__EXERCISE DIRECTIONS__: Pull every "type" line out of the data below.

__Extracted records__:
--- START ---
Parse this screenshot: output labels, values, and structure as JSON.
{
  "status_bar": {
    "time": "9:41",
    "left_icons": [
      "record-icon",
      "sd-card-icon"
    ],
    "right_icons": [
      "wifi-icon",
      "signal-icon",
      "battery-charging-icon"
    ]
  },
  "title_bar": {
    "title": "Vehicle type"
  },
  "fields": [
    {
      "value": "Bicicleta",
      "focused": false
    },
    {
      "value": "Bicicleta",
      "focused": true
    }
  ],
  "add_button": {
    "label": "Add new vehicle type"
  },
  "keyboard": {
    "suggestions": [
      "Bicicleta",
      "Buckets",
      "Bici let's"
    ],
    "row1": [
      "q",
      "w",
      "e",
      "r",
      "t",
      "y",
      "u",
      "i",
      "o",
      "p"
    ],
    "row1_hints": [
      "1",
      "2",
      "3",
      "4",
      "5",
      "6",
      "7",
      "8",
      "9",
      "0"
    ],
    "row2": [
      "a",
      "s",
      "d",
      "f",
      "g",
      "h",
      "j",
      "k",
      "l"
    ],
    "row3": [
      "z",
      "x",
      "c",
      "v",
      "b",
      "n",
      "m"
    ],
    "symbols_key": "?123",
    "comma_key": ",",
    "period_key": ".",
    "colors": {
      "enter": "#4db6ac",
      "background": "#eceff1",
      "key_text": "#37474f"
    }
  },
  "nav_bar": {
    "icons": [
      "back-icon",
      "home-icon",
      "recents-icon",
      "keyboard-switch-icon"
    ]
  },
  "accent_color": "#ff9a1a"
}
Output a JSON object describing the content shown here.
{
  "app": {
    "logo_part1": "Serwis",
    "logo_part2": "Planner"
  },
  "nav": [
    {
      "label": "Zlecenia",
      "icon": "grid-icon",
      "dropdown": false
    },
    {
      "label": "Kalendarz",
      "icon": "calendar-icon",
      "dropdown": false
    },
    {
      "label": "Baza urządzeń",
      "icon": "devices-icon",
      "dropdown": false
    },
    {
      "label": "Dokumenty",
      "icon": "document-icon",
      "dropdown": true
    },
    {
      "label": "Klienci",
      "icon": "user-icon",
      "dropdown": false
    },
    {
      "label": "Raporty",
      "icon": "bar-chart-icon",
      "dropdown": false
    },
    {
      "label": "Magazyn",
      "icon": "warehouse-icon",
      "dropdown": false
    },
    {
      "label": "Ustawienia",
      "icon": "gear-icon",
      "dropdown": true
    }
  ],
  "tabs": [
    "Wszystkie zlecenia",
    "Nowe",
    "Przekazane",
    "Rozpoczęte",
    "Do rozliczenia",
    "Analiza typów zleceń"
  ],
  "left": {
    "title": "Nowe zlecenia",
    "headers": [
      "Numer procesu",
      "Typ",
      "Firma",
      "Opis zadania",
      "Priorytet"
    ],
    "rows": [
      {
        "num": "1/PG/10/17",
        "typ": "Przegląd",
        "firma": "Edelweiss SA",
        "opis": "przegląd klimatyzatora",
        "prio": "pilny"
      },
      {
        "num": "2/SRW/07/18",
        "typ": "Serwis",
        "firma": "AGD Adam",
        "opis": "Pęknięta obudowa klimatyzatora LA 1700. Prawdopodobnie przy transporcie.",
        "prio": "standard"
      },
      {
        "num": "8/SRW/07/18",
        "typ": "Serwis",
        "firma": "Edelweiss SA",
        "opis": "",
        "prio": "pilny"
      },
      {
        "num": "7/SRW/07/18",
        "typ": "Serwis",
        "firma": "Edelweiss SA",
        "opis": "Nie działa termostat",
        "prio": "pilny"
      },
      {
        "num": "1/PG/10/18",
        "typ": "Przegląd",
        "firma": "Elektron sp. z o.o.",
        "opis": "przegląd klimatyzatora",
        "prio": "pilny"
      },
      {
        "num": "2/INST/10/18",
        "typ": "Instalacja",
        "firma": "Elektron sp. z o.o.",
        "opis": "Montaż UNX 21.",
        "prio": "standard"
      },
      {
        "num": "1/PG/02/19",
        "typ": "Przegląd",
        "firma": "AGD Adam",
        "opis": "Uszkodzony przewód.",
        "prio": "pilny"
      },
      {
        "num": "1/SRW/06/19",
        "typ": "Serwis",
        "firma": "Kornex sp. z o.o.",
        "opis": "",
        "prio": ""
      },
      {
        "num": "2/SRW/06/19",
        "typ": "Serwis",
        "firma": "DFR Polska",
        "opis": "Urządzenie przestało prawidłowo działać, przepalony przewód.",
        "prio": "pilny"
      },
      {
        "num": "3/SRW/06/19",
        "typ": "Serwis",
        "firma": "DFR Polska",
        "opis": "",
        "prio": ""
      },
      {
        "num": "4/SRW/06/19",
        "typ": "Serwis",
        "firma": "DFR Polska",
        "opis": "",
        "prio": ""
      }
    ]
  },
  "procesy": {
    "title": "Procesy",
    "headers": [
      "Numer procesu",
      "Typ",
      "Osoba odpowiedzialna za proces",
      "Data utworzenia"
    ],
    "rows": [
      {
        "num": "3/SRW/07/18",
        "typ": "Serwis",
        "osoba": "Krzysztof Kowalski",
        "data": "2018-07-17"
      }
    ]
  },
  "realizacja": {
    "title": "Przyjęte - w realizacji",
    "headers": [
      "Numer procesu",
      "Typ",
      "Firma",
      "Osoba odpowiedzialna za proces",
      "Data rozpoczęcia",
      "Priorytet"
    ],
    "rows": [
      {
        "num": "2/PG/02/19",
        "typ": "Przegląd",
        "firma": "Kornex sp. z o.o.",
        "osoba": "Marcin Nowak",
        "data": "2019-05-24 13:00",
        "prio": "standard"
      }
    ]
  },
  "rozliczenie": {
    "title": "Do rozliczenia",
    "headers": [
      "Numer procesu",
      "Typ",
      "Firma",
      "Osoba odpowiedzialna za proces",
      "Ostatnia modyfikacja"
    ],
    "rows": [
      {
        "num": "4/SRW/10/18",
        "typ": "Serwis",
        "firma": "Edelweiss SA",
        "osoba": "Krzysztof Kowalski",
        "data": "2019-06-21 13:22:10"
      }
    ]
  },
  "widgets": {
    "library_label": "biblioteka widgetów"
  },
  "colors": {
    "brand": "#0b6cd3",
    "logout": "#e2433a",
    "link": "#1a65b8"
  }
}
--- END ---
__OUTPUT OF THE TASK__:
    "title": "Vehicle type"
    "label": "Add new vehicle type"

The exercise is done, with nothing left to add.